-- START Rows --
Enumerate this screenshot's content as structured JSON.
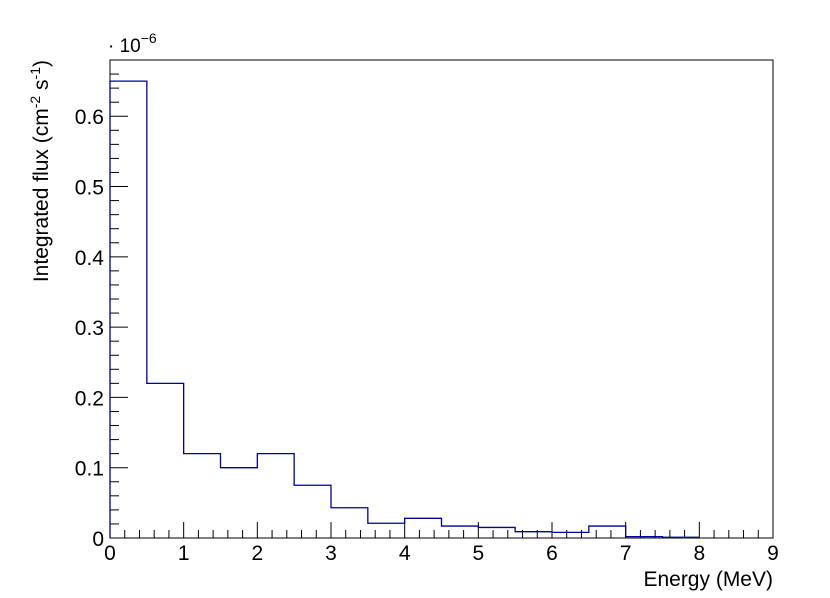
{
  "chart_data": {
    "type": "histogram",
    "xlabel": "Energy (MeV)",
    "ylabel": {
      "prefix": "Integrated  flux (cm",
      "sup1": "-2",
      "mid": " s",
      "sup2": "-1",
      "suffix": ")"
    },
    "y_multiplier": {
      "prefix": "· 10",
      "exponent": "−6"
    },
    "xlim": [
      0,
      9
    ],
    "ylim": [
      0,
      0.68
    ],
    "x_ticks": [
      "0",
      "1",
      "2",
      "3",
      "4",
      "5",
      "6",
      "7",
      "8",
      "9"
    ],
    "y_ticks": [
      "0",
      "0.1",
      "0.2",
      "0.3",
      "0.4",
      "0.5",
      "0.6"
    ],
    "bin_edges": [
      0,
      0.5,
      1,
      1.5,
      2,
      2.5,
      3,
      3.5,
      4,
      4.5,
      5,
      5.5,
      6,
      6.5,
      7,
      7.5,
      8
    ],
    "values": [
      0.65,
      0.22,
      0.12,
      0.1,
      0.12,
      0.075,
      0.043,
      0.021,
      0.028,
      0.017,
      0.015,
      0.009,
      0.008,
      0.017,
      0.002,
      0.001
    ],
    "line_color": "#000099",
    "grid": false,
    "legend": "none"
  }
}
-- END Rows --
Instructions to follow:
Write out each entry exactly as given, but skip the pictures.

The response:
Enumerate this screenshot's content as structured JSON.
{
  "chart_data": {
    "type": "histogram",
    "xlabel": "Energy (MeV)",
    "ylabel": {
      "prefix": "Integrated  flux (cm",
      "sup1": "-2",
      "mid": " s",
      "sup2": "-1",
      "suffix": ")"
    },
    "y_multiplier": {
      "prefix": "· 10",
      "exponent": "−6"
    },
    "xlim": [
      0,
      9
    ],
    "ylim": [
      0,
      0.68
    ],
    "x_ticks": [
      "0",
      "1",
      "2",
      "3",
      "4",
      "5",
      "6",
      "7",
      "8",
      "9"
    ],
    "y_ticks": [
      "0",
      "0.1",
      "0.2",
      "0.3",
      "0.4",
      "0.5",
      "0.6"
    ],
    "bin_edges": [
      0,
      0.5,
      1,
      1.5,
      2,
      2.5,
      3,
      3.5,
      4,
      4.5,
      5,
      5.5,
      6,
      6.5,
      7,
      7.5,
      8
    ],
    "values": [
      0.65,
      0.22,
      0.12,
      0.1,
      0.12,
      0.075,
      0.043,
      0.021,
      0.028,
      0.017,
      0.015,
      0.009,
      0.008,
      0.017,
      0.002,
      0.001
    ],
    "line_color": "#000099",
    "grid": false,
    "legend": "none"
  }
}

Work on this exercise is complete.